» **To be done**
Produce an exact transcription of the listing below, omitting the pictures.

» **Data excerpts**

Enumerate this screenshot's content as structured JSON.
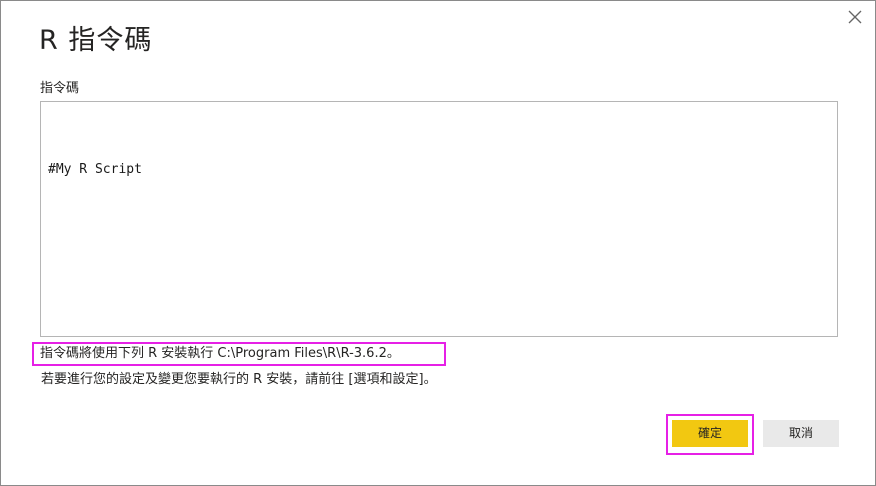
{
  "dialog": {
    "title": "R 指令碼",
    "close_icon": "close-icon"
  },
  "script": {
    "label": "指令碼",
    "content": "#My R Script"
  },
  "info": {
    "install_line": "指令碼將使用下列 R 安裝執行 C:\\Program Files\\R\\R-3.6.2。",
    "settings_line": "若要進行您的設定及變更您要執行的 R 安裝，請前往 [選項和設定]。"
  },
  "buttons": {
    "ok_label": "確定",
    "cancel_label": "取消"
  },
  "colors": {
    "primary_button": "#f2c811",
    "secondary_button": "#e9e9e9",
    "highlight": "#e620e6"
  }
}
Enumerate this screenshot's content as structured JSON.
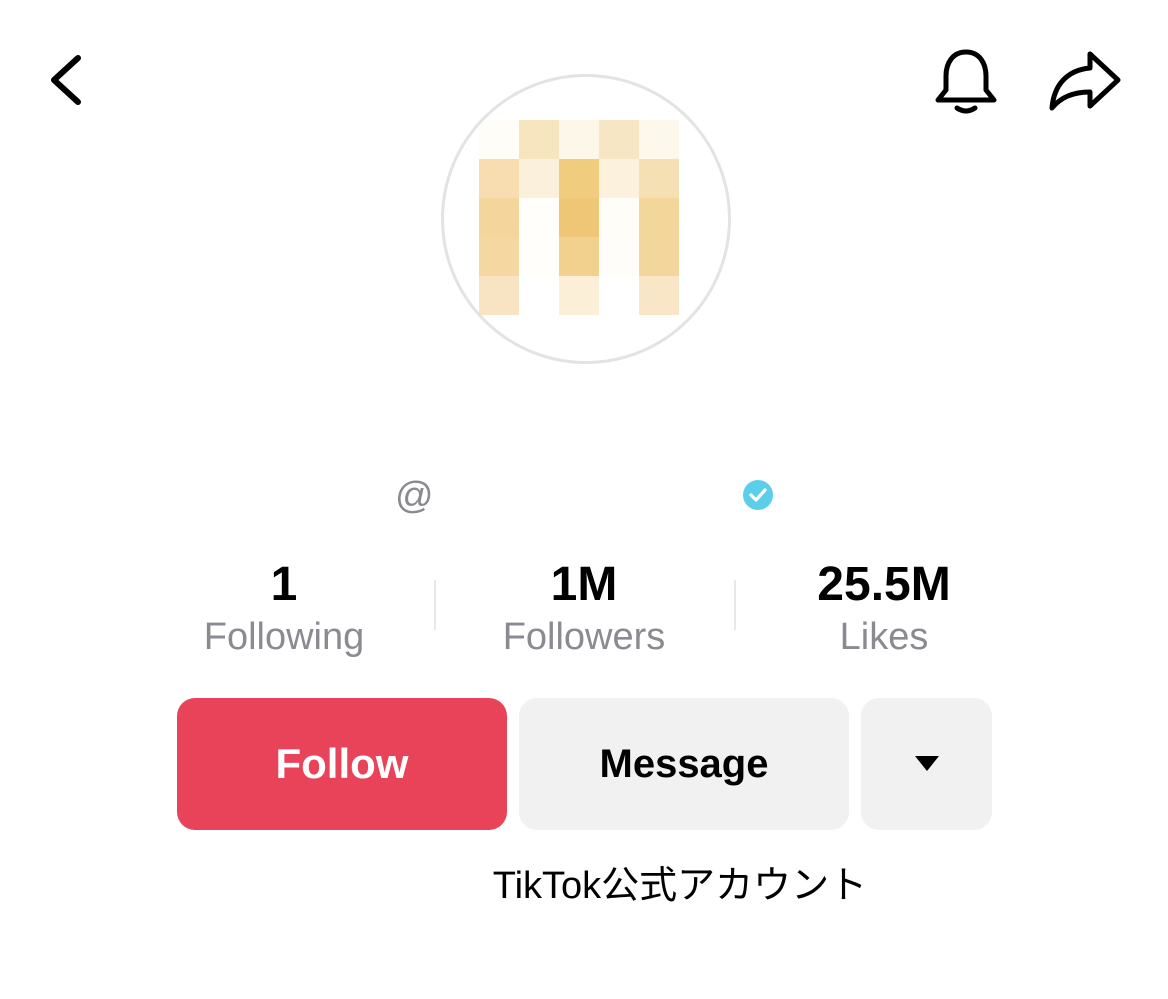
{
  "header": {
    "back_icon": "chevron-left-icon",
    "notification_icon": "bell-icon",
    "share_icon": "share-arrow-icon"
  },
  "profile": {
    "avatar_icon": "pixelated-avatar",
    "at_symbol": "@",
    "verified_icon": "verified-check-icon",
    "verified_color": "#20d5ec"
  },
  "stats": [
    {
      "value": "1",
      "label": "Following"
    },
    {
      "value": "1M",
      "label": "Followers"
    },
    {
      "value": "25.5M",
      "label": "Likes"
    }
  ],
  "actions": {
    "follow_label": "Follow",
    "message_label": "Message",
    "more_icon": "caret-down-icon",
    "follow_color": "#e9435a"
  },
  "bio": "TikTok公式アカウント"
}
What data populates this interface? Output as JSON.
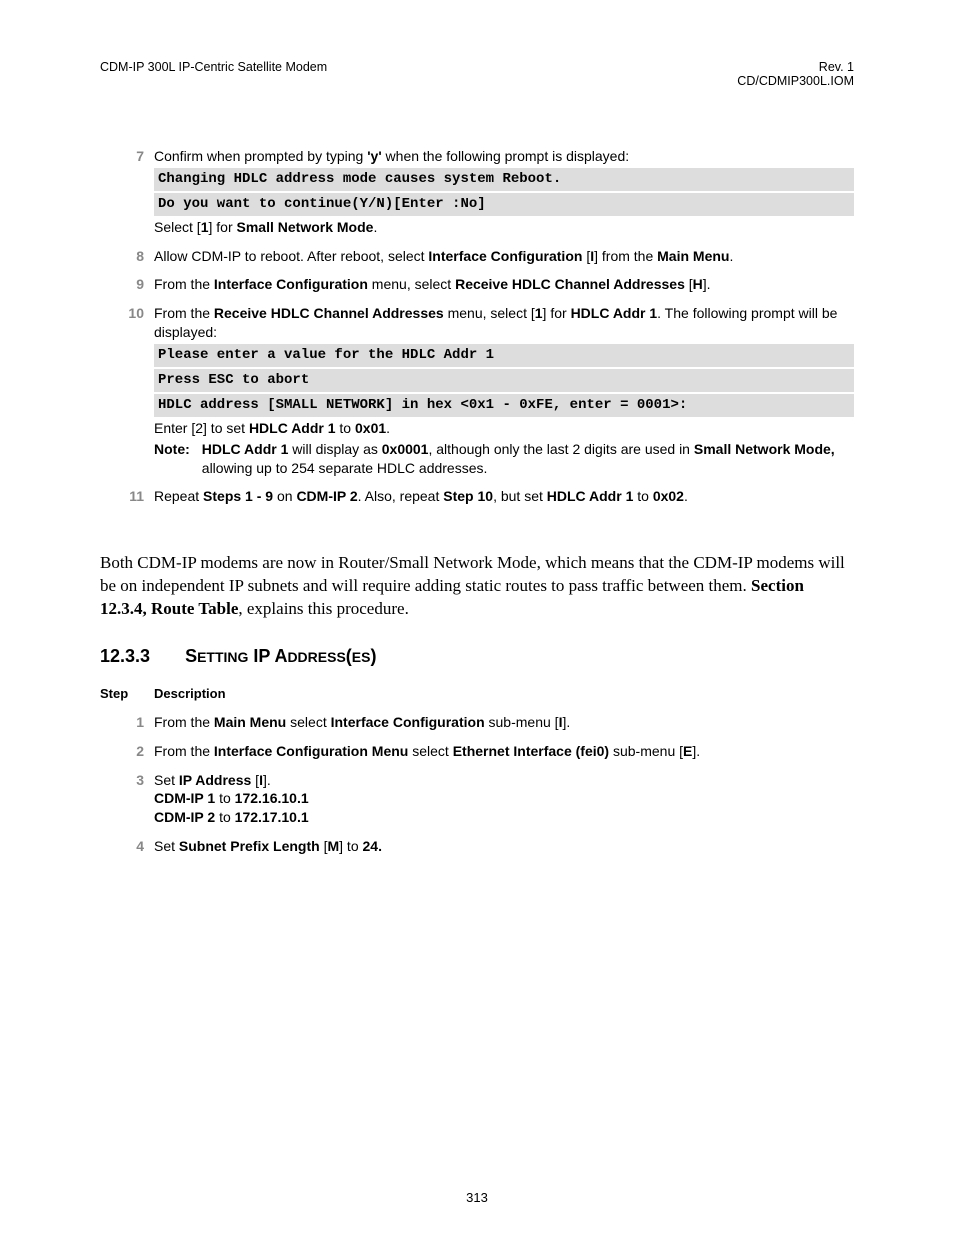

» **Answer for this exercise**
Enumerate this screenshot's content as structured JSON.
{
  "dialog": {
    "title": "R 指令碼",
    "close_icon": "close-icon"
  },
  "script": {
    "label": "指令碼",
    "content": "#My R Script"
  },
  "info": {
    "install_line": "指令碼將使用下列 R 安裝執行 C:\\Program Files\\R\\R-3.6.2。",
    "settings_line": "若要進行您的設定及變更您要執行的 R 安裝，請前往 [選項和設定]。"
  },
  "buttons": {
    "ok_label": "確定",
    "cancel_label": "取消"
  },
  "colors": {
    "primary_button": "#f2c811",
    "secondary_button": "#e9e9e9",
    "highlight": "#e620e6"
  }
}
Enumerate this screenshot's content as structured JSON.
{
  "header": {
    "back_icon": "chevron-left-icon",
    "notification_icon": "bell-icon",
    "share_icon": "share-arrow-icon"
  },
  "profile": {
    "avatar_icon": "pixelated-avatar",
    "at_symbol": "@",
    "verified_icon": "verified-check-icon",
    "verified_color": "#20d5ec"
  },
  "stats": [
    {
      "value": "1",
      "label": "Following"
    },
    {
      "value": "1M",
      "label": "Followers"
    },
    {
      "value": "25.5M",
      "label": "Likes"
    }
  ],
  "actions": {
    "follow_label": "Follow",
    "message_label": "Message",
    "more_icon": "caret-down-icon",
    "follow_color": "#e9435a"
  },
  "bio": "TikTok公式アカウント"
}
What data populates this interface? Output as JSON.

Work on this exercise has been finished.